Records from a data collection
--------------------------------------------------

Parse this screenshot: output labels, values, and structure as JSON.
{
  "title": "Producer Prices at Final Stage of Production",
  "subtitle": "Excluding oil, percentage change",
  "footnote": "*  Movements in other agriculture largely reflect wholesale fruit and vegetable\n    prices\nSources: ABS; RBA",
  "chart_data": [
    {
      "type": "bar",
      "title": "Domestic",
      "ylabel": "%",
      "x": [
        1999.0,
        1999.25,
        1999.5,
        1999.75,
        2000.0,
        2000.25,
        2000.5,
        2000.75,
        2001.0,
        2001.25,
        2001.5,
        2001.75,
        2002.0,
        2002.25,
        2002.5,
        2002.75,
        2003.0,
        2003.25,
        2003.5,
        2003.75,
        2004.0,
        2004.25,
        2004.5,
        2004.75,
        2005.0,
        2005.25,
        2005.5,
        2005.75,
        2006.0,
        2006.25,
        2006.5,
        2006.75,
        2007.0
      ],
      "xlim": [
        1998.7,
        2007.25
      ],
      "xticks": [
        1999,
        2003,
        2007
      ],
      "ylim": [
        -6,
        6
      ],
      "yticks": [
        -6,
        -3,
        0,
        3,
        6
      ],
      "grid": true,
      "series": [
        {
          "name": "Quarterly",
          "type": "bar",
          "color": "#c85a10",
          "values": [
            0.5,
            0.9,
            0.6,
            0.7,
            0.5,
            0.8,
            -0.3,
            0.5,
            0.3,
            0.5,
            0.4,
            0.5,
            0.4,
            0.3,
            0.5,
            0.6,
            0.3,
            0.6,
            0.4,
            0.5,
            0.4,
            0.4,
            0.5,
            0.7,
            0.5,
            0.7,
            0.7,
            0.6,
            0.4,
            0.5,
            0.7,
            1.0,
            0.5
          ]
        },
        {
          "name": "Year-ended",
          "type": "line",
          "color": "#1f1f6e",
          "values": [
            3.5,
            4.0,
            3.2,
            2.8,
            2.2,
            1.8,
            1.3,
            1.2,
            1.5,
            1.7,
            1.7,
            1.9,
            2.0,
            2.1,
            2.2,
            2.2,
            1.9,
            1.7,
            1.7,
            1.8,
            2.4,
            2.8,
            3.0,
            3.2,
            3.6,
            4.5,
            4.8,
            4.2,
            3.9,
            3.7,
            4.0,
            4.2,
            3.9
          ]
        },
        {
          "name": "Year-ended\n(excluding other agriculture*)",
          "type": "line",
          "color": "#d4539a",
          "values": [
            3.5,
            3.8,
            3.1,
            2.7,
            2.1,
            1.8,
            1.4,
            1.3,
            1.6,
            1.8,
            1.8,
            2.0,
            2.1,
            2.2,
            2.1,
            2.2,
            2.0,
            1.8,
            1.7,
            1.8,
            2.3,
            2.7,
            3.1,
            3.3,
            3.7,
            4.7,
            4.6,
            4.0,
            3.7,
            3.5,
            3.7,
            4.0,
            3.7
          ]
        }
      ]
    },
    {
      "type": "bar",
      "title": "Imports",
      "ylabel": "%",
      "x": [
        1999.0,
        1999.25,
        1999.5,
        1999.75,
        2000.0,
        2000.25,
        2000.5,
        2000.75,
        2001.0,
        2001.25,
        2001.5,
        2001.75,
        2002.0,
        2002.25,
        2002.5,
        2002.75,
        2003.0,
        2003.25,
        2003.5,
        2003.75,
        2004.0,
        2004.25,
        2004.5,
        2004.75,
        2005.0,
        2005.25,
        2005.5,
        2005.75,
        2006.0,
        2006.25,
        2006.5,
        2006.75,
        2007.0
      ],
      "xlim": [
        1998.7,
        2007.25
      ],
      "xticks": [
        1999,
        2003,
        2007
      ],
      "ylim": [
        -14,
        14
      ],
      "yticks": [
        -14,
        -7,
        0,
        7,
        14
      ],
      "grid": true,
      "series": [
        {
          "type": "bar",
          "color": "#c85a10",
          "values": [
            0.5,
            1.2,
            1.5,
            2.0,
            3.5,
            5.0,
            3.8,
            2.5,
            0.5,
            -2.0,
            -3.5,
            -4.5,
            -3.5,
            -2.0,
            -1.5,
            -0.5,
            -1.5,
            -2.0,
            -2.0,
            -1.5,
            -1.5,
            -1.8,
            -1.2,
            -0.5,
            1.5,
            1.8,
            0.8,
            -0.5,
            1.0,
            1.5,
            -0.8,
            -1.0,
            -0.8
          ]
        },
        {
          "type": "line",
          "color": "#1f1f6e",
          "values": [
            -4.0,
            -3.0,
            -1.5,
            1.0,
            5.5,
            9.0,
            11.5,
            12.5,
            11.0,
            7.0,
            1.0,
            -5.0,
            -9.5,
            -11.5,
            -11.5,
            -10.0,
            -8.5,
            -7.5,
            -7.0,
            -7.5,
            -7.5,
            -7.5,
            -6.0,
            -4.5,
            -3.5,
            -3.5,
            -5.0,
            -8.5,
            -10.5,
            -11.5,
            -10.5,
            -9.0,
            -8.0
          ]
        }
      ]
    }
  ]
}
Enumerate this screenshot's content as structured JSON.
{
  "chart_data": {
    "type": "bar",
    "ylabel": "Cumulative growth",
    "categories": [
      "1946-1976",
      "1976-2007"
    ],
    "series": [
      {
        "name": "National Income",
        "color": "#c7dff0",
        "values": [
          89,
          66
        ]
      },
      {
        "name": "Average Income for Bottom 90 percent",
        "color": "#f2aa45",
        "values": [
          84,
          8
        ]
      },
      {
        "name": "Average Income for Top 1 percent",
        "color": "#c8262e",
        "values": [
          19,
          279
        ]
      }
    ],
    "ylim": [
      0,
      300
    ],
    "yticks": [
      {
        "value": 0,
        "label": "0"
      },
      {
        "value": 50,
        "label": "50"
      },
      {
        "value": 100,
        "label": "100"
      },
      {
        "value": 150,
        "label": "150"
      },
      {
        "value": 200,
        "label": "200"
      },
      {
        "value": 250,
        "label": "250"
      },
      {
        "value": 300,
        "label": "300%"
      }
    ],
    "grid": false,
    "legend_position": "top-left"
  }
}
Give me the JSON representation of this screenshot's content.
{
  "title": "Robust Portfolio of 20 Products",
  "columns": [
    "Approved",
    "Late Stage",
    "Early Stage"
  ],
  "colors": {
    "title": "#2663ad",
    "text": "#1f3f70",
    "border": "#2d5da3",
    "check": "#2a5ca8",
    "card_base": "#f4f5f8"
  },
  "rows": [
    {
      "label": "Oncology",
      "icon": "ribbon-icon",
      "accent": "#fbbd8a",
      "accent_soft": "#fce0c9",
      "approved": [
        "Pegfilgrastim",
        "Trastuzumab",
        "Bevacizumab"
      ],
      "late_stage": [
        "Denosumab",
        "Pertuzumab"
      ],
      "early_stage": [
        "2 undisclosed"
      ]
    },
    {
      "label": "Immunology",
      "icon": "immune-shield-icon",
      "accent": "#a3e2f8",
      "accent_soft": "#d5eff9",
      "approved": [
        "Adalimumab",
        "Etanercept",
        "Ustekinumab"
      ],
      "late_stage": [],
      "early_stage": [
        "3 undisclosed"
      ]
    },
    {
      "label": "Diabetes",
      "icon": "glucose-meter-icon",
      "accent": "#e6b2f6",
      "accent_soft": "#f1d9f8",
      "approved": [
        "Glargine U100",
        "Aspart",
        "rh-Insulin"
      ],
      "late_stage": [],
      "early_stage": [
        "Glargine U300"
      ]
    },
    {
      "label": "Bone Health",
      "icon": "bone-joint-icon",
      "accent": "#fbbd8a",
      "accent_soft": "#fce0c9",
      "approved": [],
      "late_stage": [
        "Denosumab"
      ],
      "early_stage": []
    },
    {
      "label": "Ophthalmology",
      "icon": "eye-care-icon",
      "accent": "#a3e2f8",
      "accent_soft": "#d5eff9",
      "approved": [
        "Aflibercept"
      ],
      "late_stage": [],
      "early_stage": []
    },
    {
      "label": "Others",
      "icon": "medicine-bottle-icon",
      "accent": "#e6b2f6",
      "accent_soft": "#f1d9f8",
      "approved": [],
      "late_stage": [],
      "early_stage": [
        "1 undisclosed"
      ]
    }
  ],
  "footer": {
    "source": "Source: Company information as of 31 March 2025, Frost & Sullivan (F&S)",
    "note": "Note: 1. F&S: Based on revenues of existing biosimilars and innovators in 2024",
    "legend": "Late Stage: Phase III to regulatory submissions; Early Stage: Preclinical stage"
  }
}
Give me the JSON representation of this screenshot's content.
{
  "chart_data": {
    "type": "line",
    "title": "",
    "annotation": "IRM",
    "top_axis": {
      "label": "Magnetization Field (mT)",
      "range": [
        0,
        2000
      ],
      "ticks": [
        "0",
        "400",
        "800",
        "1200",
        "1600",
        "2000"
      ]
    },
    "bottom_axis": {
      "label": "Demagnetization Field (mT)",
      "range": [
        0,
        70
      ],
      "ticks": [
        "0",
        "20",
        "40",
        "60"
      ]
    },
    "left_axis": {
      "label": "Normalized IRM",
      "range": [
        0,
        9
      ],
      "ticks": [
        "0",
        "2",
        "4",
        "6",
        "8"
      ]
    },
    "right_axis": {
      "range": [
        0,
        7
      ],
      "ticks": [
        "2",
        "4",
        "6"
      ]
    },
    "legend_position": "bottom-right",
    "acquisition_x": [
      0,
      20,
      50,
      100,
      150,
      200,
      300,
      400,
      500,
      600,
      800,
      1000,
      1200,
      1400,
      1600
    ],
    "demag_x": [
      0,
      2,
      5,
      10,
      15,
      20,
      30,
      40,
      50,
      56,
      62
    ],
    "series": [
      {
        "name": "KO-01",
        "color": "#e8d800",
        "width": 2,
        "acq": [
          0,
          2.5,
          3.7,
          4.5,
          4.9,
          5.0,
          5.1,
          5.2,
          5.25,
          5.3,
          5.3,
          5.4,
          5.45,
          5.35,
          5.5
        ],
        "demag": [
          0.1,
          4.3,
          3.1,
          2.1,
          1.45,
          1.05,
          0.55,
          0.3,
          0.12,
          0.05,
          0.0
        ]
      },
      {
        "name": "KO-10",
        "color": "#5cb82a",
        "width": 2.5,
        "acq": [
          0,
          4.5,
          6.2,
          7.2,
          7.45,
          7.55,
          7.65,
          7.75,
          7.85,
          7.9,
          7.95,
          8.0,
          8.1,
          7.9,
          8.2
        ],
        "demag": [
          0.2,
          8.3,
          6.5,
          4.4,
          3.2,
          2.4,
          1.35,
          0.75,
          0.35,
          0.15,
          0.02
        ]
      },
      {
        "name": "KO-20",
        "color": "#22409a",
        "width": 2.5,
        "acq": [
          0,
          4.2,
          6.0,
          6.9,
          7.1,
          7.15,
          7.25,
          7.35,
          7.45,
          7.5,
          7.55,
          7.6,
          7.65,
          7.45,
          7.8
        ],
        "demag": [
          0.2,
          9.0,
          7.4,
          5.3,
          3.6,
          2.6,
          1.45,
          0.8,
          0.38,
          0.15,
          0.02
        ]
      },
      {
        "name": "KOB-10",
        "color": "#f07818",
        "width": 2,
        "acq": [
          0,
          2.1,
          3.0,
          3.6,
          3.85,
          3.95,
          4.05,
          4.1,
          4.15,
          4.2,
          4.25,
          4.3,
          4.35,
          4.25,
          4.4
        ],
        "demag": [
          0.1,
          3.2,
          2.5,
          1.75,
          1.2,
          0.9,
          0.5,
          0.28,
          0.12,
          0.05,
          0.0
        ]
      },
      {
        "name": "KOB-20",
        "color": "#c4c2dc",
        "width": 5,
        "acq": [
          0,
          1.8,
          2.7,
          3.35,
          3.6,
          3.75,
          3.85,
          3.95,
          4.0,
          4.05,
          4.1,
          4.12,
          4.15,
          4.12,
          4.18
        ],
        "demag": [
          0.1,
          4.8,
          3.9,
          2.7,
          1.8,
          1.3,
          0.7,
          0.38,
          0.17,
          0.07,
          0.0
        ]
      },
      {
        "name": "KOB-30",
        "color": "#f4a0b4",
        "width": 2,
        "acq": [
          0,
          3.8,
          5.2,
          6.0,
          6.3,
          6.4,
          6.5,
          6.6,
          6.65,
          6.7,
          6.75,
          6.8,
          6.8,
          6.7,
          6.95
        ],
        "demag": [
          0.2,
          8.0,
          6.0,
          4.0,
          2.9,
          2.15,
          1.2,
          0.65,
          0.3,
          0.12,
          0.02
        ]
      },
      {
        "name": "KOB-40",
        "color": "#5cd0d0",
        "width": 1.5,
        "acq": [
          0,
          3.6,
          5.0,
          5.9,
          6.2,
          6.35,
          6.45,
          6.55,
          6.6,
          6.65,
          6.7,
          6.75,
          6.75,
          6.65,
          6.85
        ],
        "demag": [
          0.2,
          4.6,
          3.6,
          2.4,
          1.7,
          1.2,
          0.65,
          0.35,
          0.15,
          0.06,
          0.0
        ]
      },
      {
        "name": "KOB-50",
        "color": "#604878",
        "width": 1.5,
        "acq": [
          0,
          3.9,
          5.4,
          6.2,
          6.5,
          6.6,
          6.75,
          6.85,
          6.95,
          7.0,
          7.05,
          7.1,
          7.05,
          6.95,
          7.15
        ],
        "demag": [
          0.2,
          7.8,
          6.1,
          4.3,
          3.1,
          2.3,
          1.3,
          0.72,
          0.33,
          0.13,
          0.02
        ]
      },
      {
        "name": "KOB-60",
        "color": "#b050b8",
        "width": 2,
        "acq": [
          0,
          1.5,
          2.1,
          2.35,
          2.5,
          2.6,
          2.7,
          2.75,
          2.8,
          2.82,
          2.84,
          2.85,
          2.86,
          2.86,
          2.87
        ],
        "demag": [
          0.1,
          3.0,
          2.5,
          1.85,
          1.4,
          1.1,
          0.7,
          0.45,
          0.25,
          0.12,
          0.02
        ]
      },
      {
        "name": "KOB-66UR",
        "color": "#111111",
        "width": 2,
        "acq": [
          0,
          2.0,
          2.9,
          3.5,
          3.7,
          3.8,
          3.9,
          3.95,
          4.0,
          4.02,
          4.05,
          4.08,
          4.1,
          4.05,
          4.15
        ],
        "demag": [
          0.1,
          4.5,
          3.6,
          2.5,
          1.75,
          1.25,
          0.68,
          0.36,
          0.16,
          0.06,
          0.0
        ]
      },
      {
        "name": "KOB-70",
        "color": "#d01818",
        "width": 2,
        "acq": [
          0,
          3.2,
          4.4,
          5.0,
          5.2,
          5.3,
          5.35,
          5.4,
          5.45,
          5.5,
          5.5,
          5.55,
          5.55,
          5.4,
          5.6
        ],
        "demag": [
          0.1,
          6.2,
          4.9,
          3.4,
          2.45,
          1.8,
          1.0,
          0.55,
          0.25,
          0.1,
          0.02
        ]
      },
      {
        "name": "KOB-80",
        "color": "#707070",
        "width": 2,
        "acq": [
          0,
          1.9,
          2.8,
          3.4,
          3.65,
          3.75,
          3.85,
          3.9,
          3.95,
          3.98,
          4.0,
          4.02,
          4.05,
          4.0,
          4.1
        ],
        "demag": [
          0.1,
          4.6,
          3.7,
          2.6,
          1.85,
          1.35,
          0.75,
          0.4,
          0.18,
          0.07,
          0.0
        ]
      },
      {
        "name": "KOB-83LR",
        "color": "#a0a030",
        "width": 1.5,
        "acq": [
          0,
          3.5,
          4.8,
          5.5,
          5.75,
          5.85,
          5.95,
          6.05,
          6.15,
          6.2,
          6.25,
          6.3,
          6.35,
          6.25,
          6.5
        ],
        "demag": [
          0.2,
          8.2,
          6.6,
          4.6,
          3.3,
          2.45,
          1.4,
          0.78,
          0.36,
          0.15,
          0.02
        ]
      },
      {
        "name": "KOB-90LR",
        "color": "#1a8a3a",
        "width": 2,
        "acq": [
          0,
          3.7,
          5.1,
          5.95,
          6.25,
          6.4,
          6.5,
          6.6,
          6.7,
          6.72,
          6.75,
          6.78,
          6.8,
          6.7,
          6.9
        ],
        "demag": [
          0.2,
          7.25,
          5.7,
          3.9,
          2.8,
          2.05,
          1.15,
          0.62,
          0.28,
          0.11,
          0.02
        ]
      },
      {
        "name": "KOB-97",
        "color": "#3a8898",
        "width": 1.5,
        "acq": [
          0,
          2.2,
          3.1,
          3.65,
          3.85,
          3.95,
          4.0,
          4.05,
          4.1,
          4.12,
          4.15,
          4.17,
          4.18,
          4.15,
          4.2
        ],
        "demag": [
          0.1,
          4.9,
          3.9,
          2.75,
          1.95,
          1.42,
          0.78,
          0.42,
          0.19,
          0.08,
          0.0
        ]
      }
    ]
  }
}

--------------------------------------------------

◆ **What the task requires**:
Make a tally of the lines in this data that include the string "Income", and answer with that tally alone.

◆ **Solved exercise**:
3